▸ Raw records
--- start ---

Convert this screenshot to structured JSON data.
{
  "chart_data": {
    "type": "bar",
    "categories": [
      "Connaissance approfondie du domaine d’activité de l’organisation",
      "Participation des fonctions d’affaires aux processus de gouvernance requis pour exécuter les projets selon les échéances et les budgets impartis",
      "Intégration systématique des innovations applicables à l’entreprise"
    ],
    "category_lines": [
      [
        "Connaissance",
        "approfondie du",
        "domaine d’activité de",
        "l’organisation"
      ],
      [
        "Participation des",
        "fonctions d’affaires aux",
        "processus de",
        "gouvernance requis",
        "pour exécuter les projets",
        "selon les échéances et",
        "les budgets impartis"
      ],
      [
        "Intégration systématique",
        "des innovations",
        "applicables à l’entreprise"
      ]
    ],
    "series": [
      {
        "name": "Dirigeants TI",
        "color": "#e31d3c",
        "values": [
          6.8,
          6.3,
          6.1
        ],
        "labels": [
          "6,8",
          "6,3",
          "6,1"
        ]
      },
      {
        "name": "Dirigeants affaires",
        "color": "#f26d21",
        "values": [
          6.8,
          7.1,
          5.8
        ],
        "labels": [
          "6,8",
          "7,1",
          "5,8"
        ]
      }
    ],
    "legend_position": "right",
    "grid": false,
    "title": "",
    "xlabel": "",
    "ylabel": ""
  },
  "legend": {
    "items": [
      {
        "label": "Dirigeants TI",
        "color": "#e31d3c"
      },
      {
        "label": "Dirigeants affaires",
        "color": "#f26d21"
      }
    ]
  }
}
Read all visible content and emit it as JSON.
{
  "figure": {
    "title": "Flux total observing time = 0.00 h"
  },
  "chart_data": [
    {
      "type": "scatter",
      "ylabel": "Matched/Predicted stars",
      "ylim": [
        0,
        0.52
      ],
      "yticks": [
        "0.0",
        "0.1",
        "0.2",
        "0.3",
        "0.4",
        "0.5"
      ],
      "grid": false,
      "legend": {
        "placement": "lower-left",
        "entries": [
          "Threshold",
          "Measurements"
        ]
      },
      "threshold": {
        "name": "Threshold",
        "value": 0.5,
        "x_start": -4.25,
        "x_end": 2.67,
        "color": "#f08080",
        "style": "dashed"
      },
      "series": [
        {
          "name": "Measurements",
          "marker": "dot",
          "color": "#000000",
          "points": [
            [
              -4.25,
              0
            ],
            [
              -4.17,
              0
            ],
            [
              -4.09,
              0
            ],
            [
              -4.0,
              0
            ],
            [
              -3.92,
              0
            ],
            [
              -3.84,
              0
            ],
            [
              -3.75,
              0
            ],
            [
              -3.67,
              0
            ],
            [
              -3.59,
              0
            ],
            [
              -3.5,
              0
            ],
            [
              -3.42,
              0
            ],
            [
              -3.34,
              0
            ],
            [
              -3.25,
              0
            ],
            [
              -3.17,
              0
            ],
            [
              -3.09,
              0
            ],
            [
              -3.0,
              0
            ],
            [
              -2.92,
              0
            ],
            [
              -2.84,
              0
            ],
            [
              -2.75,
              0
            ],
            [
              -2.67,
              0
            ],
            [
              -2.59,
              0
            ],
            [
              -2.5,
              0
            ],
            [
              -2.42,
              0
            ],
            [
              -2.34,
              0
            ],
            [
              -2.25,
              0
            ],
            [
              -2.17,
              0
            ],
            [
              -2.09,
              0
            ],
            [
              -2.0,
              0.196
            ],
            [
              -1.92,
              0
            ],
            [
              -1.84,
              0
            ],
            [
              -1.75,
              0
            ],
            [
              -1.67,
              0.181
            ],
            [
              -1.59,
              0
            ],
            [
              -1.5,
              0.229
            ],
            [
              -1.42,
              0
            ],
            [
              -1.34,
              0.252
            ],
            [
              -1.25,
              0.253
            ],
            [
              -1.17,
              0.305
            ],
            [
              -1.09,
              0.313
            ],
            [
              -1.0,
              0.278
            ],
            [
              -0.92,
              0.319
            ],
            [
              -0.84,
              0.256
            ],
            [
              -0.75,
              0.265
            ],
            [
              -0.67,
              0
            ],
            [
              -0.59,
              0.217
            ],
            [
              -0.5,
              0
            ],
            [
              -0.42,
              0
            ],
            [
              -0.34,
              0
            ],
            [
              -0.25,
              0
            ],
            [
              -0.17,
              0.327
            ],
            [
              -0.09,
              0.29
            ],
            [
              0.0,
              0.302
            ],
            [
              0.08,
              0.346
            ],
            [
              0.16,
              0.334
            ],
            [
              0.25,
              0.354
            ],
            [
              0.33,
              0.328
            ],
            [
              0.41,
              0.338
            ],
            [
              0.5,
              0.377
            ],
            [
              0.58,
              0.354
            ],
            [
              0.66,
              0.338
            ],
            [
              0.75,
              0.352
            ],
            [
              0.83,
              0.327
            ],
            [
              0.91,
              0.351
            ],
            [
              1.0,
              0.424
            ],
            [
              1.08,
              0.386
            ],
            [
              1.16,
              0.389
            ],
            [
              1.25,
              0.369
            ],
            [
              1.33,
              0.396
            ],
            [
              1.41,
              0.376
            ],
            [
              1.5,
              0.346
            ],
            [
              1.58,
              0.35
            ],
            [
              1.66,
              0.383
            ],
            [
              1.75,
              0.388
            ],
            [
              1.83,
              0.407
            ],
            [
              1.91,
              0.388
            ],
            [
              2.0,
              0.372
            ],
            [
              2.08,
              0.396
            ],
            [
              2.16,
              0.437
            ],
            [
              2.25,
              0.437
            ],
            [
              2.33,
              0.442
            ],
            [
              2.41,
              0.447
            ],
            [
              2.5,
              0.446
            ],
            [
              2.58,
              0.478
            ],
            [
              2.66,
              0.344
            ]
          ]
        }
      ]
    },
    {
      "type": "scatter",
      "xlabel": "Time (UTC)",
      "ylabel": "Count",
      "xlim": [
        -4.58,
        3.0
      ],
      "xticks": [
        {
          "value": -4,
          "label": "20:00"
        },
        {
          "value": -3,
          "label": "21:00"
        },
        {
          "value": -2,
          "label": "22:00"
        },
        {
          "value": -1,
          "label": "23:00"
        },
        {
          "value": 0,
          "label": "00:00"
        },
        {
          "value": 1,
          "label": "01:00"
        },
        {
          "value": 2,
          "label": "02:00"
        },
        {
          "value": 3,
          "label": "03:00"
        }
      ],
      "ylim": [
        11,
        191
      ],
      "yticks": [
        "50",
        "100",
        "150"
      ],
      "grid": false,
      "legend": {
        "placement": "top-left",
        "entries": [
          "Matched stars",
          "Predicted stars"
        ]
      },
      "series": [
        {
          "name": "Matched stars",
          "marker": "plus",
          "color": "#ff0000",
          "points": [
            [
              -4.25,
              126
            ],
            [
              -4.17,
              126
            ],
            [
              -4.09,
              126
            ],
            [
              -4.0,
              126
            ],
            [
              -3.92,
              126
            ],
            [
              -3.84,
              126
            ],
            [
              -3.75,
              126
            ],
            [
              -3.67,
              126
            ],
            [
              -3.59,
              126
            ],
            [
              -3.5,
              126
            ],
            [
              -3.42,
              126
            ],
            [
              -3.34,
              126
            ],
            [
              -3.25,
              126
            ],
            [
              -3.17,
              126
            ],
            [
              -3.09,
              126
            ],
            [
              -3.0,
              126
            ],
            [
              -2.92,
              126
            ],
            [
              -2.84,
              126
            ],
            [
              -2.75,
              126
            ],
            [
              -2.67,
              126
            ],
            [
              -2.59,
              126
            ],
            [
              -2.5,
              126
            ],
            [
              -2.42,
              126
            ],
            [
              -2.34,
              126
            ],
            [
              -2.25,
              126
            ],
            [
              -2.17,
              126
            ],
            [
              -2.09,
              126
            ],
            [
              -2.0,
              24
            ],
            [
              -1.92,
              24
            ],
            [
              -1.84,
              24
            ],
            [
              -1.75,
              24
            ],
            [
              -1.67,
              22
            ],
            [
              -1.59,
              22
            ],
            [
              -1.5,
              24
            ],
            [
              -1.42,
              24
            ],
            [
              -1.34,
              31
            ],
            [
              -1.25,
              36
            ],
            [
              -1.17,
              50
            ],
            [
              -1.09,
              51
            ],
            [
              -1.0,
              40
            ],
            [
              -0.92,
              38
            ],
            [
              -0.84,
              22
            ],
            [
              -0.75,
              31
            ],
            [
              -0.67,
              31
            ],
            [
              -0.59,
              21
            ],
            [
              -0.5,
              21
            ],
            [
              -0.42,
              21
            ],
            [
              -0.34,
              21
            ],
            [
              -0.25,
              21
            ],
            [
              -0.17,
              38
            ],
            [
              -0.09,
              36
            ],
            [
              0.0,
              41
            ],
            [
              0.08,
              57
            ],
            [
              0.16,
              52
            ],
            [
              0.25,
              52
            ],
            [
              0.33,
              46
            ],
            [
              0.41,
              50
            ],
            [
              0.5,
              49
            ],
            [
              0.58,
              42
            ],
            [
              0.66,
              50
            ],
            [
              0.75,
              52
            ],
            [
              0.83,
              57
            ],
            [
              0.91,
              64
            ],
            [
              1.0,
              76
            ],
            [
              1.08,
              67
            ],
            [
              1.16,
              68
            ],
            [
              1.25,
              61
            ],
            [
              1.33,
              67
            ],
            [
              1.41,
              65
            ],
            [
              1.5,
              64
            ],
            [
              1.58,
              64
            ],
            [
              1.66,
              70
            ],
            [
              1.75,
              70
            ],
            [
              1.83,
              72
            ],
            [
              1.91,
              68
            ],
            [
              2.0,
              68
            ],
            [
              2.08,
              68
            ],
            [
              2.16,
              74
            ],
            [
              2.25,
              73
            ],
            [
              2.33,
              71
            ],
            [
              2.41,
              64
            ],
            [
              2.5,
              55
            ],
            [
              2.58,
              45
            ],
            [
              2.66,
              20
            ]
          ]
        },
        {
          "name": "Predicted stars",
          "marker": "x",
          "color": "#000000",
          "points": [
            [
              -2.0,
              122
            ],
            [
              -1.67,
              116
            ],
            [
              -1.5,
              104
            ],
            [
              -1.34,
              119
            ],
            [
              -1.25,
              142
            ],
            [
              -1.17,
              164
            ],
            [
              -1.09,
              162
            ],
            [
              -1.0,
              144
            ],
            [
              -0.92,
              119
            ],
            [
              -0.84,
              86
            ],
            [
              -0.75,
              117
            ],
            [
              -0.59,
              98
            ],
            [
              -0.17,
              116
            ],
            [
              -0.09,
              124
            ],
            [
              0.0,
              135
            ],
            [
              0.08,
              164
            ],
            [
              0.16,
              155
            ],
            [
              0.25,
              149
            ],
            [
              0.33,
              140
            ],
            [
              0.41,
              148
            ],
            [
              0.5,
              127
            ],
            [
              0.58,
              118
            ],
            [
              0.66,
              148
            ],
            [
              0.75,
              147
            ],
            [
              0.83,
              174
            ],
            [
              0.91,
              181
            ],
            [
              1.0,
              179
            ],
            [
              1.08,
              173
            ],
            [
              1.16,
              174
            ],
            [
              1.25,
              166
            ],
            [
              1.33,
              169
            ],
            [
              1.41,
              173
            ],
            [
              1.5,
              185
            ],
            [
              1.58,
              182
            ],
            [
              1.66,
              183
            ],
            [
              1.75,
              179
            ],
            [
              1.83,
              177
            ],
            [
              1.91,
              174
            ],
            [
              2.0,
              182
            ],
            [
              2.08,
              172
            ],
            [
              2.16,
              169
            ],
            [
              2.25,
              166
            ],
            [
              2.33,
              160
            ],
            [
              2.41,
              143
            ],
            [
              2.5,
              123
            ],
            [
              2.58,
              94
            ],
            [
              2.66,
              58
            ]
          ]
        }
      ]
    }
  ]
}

--- end ---

▸ Exercise
A single figure is required: the number of lines above in which the word "innovations" occurs.

▸ Answer below
2